:: Exercise instructions ::
Set down the material below in full, matching it exactly.
·····
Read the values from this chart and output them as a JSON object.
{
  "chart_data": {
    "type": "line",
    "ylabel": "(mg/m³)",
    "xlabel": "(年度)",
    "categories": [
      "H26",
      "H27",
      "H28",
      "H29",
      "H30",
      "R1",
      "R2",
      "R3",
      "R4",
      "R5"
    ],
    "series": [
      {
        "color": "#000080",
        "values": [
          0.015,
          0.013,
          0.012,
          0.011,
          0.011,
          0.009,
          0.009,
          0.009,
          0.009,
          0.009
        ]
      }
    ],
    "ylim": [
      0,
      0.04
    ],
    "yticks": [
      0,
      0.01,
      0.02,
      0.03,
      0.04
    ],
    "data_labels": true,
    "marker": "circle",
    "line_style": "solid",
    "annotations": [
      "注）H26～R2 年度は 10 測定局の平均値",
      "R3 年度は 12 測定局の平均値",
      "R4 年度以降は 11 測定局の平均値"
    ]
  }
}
·····
:: Output below ::
Read the values from this chart and output them as a JSON object.
{
  "chart_data": {
    "type": "line",
    "ylabel": "(mg/m³)",
    "xlabel": "(年度)",
    "categories": [
      "H26",
      "H27",
      "H28",
      "H29",
      "H30",
      "R1",
      "R2",
      "R3",
      "R4",
      "R5"
    ],
    "series": [
      {
        "color": "#000080",
        "values": [
          0.015,
          0.013,
          0.012,
          0.011,
          0.011,
          0.009,
          0.009,
          0.009,
          0.009,
          0.009
        ]
      }
    ],
    "ylim": [
      0,
      0.04
    ],
    "yticks": [
      0,
      0.01,
      0.02,
      0.03,
      0.04
    ],
    "data_labels": true,
    "marker": "circle",
    "line_style": "solid",
    "annotations": [
      "注）H26～R2 年度は 10 測定局の平均値",
      "R3 年度は 12 測定局の平均値",
      "R4 年度以降は 11 測定局の平均値"
    ]
  }
}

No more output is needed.